(Figure collection entries)
------------------------------------------------------------

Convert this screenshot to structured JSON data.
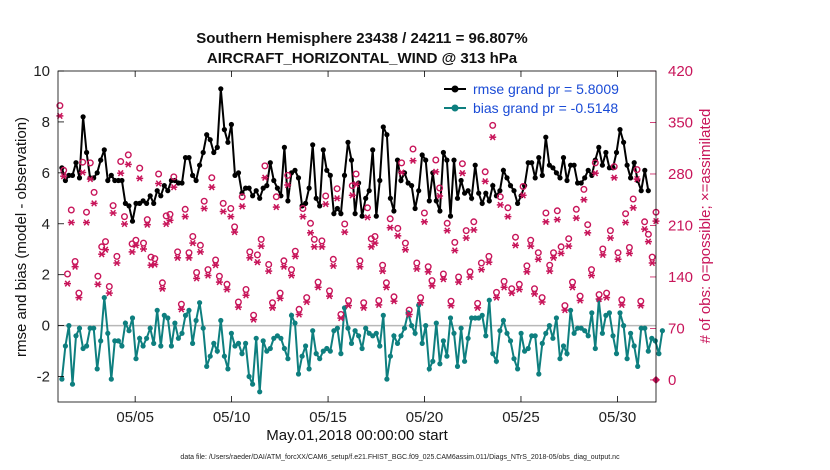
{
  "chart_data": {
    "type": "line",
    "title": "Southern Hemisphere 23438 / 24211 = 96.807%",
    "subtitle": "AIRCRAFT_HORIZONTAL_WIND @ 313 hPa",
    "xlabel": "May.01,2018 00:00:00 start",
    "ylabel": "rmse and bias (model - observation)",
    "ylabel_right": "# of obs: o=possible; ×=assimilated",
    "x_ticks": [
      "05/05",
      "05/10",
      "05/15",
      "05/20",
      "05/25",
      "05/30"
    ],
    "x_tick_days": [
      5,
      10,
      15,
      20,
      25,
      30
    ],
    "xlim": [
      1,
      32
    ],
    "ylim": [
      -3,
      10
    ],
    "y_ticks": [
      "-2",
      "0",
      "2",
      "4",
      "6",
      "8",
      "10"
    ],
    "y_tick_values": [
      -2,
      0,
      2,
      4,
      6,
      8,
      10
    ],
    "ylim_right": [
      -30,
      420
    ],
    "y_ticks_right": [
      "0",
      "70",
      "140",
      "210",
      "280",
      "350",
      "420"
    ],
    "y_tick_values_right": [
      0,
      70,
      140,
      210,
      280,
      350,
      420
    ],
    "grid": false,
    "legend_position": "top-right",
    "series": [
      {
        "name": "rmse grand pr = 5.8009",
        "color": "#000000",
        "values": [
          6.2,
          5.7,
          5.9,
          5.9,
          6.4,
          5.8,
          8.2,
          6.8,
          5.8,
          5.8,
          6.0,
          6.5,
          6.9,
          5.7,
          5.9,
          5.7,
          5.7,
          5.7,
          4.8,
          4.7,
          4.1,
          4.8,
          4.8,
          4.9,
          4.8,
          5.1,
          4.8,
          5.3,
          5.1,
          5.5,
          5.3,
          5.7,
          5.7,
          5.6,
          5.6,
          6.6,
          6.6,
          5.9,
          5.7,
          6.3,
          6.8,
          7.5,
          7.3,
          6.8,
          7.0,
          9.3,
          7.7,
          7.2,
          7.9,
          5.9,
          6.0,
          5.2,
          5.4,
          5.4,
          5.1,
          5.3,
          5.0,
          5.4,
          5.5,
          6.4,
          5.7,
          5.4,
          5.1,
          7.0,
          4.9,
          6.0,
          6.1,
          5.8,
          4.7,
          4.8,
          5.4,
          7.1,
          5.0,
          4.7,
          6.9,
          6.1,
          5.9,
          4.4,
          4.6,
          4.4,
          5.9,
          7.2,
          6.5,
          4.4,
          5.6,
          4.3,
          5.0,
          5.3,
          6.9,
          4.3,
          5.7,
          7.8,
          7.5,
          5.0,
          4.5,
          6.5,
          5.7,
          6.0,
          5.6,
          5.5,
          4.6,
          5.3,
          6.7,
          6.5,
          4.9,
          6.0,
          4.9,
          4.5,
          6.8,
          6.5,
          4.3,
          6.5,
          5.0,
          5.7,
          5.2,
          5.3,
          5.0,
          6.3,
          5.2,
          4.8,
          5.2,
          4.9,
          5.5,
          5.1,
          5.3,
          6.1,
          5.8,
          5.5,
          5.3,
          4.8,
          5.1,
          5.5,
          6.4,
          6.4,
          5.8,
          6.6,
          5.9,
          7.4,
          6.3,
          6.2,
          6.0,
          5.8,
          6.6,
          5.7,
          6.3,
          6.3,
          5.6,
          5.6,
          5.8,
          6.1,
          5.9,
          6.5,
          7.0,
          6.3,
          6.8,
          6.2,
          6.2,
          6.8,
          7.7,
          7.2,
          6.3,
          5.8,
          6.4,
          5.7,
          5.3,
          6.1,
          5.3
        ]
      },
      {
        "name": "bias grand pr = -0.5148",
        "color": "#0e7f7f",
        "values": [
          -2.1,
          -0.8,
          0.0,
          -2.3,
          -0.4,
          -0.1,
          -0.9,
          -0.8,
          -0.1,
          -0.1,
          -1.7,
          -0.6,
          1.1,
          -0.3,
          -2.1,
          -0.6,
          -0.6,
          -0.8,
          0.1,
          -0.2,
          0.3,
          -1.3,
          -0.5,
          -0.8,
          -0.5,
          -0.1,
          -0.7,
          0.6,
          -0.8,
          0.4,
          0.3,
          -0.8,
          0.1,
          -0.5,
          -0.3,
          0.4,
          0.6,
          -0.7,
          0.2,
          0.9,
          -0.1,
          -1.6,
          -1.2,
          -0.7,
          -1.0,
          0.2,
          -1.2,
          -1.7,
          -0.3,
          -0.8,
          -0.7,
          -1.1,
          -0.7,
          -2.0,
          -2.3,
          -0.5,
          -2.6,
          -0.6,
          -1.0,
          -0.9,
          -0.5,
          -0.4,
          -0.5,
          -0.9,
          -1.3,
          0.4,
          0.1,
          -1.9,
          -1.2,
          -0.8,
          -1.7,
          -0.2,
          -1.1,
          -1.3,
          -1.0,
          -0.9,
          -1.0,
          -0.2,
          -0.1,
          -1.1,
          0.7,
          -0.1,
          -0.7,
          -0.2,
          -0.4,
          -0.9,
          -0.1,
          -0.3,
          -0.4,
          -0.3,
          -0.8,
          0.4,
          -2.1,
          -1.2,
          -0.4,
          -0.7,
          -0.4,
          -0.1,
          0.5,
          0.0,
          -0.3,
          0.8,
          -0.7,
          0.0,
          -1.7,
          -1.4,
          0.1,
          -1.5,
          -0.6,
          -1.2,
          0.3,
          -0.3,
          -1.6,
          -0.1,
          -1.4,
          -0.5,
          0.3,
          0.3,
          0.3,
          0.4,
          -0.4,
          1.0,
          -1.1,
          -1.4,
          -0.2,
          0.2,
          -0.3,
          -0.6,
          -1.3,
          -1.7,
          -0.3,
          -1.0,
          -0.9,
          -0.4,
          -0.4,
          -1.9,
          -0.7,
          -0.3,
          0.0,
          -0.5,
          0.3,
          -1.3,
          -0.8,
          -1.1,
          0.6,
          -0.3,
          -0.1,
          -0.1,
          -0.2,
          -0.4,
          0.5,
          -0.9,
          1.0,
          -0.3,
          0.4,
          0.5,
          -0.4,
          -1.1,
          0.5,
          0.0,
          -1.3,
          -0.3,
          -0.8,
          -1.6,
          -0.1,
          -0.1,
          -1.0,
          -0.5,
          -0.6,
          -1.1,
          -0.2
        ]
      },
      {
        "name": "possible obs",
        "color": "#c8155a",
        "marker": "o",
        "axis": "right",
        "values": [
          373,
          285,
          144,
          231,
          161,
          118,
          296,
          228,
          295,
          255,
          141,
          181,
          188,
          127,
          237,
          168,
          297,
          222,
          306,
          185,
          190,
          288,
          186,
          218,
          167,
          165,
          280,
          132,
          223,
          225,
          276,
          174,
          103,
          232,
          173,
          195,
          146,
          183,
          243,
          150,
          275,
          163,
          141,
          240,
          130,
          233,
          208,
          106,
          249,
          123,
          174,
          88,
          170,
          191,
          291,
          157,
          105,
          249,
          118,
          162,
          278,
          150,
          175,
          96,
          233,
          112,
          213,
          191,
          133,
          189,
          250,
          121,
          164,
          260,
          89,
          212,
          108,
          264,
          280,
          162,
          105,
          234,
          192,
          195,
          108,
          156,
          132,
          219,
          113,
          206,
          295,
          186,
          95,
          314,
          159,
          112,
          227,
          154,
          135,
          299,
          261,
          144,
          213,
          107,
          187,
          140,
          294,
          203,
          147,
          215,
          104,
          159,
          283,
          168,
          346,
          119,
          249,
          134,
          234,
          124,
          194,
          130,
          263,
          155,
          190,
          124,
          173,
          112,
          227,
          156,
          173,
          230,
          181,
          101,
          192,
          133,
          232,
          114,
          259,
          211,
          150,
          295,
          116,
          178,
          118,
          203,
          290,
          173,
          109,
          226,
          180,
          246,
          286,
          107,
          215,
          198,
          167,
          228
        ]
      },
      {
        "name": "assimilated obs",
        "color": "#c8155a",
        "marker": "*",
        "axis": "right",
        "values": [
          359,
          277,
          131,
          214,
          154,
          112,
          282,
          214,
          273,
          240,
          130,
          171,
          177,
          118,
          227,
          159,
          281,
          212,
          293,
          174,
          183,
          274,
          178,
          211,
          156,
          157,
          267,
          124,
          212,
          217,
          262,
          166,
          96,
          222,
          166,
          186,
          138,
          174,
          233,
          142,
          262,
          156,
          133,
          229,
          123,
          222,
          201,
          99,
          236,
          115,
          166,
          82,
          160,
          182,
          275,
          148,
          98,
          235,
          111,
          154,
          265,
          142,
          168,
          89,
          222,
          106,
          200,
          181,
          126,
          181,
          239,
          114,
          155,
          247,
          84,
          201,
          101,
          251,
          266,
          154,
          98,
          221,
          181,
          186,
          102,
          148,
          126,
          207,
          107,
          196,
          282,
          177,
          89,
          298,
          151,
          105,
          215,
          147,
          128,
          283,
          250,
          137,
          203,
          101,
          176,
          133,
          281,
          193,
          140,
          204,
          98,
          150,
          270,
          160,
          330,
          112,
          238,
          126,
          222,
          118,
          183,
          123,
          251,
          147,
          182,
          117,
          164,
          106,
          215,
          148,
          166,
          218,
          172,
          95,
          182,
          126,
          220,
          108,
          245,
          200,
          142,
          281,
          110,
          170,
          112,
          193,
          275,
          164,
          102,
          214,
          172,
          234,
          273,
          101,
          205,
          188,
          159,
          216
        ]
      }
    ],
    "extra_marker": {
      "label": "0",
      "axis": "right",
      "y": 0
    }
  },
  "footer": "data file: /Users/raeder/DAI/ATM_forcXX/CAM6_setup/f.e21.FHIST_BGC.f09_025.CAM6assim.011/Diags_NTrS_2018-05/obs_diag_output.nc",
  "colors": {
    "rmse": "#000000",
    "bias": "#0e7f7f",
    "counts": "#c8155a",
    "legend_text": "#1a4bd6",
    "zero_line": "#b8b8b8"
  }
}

------------------------------------------------------------

In the records above, find each line with the word "name" and copy it.

        "name": "rmse grand pr = 5.8009",
        "name": "bias grand pr = -0.5148",
        "name": "possible obs",
        "name": "assimilated obs",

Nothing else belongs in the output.